### GIVEN PASSAGE
--------------------------------
Given the difference in cost, it's hard to go less than gold.... just not that much money to be saved in most instances.

As to the does it pay to pay more for a higher 80+ rating, you might find the attached file useful.

Going to Platinum from Gold in Metropolitan US Oil / Gas dependent areas costs you $3.99 but saves you $17.60 over 4 years assuming 30 hours per week and $0.24 electric cost... so make sense ... less so but still logical at US average of $0.11 electric cost where you spend $3.99 to save $8.80.  Not so in Germany where's ya would have to spend the equivalent of $70.80 to save $24.93


----------



## dirtyferret (Feb 10, 2020)

my two cents

if you want the best bang for buck 750w, this Antec is a seasonic focus  with an Antec label








						Antec Pro 750 Watt Semi Modular 80+ Gold PSU/Power Supply
					

Buy from Scan - 750W Antec EA750G EarthWatts Gold Pro, Hybrid Modular, 80PLUS Gold, SLI/CrossFire, Single Rai 120mm Fan, ATX, PSU




					www.scan.co.uk
				




otherwise I would recommend this seasonic prime ultra, excellent price and built like a tank








						Seasonic PRIME Ultra 650 Watt Fully Modular 80+ Platinum PSU/Power Supply
					

Buy from Scan - 650W Seasonic PRIME Ultra Platinum, Fully Modular, 80+ Platinum, SLI/CrossFire, Single Rail, 54A, 135mm Fan, ATX, PSU




					www.scan.co.uk


----------



## KaseyF (Feb 10, 2020)

I appreciate all your replies a lot!  TPU.

I forgot to add my peripherals to my specs now you mention it, they are:

1x mouse, 1x keyboard (HyperX Alloy Pro)
1x XP-Pen Shortcut Remote (uses a wireless receiver)
1x 3Dconnexion Compact SpaceMouse (I don't know how much power it uses but on the bottom I think it says 5v 500ma)
And lastly at weekends I turn on my backup drive which is USB 3 but it uses an AC adaptor
I checked out the Seasonic GX 750 Gold recommended by oxrufiioxo since there's lots of love for Seasonic, and came across the PX 650 Platinum for just £6 more at £119.99, would you recommend that instead? Zombie and Naylor make good points about efficiency. It's hard finding a review though, they are re-branded Focus?
--------------------------------
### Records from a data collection
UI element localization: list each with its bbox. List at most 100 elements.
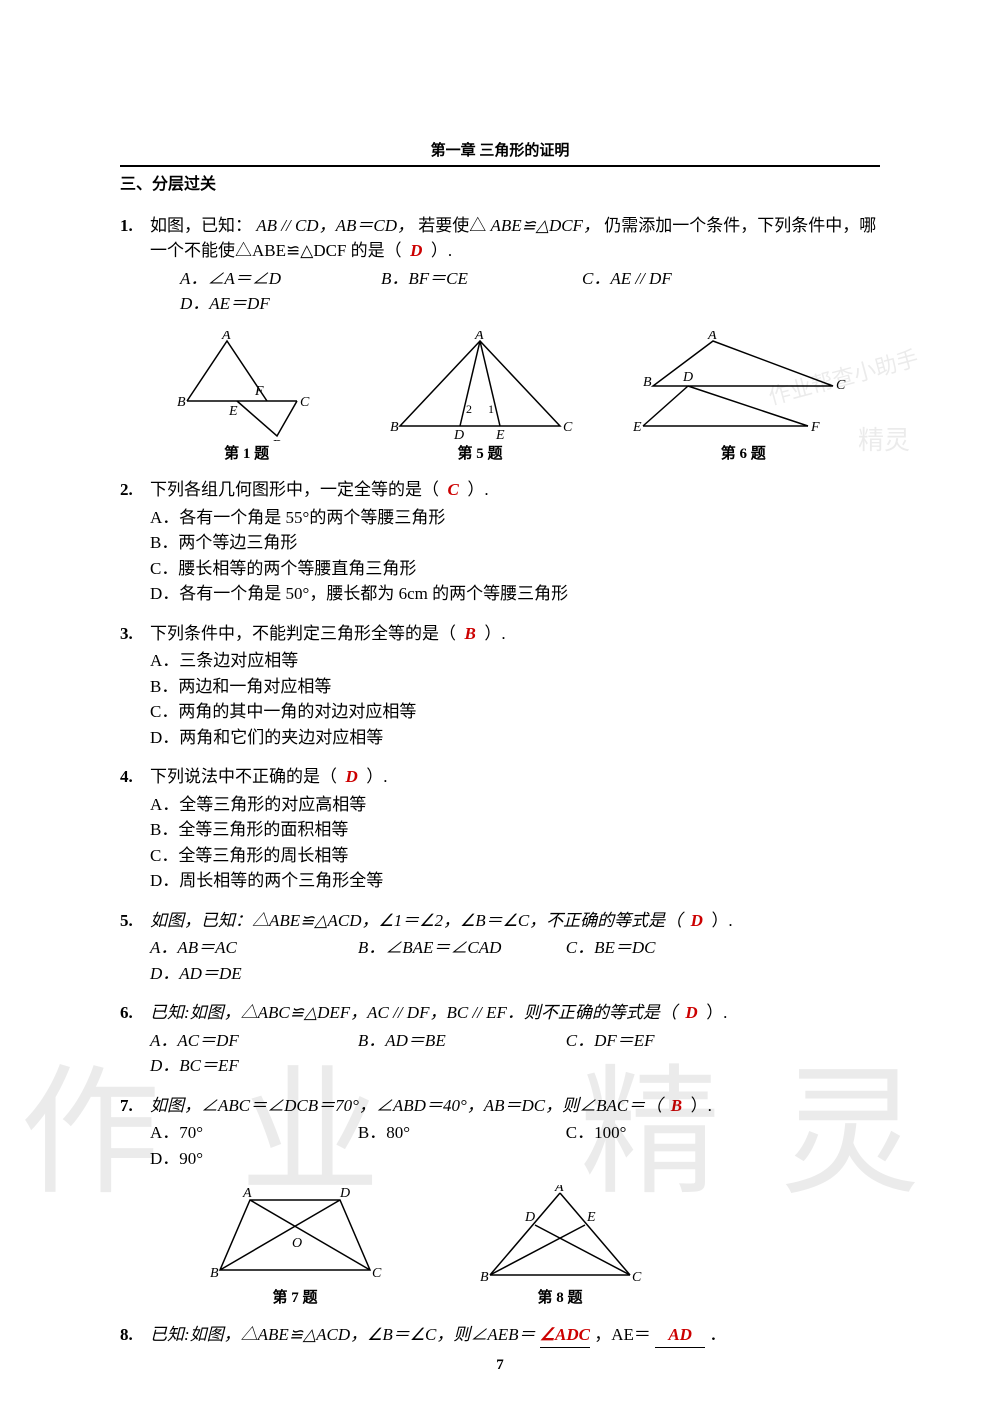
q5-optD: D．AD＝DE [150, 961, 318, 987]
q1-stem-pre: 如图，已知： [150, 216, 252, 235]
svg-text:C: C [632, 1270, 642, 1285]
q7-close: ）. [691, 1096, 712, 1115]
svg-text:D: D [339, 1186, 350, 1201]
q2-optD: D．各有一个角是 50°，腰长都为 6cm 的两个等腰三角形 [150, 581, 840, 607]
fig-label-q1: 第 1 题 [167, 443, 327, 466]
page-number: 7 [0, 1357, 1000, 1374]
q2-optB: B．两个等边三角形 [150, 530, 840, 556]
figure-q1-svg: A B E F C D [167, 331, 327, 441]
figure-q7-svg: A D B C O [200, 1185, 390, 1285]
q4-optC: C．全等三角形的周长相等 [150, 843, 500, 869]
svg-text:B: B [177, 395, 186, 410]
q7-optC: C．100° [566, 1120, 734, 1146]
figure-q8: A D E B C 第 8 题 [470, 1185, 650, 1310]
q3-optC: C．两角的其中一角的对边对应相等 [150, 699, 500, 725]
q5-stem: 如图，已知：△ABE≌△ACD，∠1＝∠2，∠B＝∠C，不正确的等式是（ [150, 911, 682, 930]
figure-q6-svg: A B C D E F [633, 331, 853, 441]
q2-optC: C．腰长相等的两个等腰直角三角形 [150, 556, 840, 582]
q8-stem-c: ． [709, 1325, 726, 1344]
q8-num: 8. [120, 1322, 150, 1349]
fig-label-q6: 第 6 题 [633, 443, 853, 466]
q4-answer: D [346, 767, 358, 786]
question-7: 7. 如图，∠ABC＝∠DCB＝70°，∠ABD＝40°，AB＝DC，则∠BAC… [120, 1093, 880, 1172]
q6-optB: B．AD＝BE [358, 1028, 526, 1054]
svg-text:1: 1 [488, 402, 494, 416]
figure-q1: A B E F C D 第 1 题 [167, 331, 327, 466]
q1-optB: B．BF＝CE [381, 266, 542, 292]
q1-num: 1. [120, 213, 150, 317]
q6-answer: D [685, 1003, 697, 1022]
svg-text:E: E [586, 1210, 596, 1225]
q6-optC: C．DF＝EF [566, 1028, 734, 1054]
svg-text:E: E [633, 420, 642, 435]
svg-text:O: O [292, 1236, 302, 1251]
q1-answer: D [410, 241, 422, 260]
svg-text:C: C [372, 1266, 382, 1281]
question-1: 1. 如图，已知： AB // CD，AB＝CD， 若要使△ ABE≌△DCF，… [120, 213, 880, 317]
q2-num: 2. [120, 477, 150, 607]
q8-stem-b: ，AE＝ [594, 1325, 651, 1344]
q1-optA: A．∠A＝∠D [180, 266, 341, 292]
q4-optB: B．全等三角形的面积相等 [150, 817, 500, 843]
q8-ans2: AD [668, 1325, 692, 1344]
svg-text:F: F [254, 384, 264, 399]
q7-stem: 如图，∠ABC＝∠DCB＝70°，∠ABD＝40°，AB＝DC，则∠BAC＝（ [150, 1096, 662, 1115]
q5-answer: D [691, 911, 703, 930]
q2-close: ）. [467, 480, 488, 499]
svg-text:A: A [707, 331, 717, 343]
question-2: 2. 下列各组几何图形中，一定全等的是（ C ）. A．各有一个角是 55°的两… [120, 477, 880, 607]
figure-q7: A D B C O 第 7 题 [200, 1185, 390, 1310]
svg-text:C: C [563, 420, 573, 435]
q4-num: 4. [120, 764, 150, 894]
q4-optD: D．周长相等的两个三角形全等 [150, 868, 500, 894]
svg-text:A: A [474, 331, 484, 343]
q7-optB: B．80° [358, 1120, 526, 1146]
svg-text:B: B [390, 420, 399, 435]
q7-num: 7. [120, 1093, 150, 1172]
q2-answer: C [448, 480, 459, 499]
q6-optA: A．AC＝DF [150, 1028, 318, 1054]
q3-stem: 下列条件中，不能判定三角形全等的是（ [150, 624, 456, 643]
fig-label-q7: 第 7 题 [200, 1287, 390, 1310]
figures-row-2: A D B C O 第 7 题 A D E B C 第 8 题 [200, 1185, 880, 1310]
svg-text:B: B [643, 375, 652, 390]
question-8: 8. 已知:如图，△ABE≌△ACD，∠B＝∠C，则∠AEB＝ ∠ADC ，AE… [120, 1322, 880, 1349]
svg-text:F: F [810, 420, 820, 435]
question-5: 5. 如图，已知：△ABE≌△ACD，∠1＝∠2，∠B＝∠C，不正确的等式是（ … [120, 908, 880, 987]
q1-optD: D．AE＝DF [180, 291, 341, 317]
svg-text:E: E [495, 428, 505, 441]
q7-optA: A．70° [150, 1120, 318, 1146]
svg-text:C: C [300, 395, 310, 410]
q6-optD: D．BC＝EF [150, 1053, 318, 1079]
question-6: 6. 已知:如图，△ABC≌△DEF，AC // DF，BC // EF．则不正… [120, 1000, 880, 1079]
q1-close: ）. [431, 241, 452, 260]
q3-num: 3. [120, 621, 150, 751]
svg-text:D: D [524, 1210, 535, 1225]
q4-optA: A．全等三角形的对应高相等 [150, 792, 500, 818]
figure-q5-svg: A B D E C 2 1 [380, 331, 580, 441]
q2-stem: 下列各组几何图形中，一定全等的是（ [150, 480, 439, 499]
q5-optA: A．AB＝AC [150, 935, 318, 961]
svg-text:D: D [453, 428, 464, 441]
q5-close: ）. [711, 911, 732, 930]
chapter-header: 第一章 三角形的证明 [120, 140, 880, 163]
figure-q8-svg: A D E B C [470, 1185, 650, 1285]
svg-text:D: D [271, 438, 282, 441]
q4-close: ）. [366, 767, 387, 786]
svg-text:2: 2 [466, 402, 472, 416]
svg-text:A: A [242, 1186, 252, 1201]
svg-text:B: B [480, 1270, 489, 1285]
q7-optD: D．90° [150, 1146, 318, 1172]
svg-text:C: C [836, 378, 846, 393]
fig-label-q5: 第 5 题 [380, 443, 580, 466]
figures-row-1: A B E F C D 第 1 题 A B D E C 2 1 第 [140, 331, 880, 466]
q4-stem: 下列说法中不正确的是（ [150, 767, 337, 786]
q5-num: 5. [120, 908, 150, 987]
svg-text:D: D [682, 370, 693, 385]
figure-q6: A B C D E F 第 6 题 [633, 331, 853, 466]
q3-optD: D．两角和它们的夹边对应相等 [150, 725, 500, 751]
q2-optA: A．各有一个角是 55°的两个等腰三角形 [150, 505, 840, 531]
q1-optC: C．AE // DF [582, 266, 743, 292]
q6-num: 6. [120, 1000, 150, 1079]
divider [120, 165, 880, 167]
--------------------------------
### PROBLEM 1
Extract everything in the power supply thread from "Given the difference" down to "attached file useful.".
### PROBLEM 2
In the power supply thread, what price does KaseyF give for the PX 650 Platinum?
Rely only on the power supply thread when responding.

### COMPLETE RESPONSE 1
Given the difference in cost, it's hard to go less than gold.... just not that much money to be saved in most instances.

As to the does it pay to pay more for a higher 80+ rating, you might find the attached file useful.

### COMPLETE RESPONSE 2
£119.99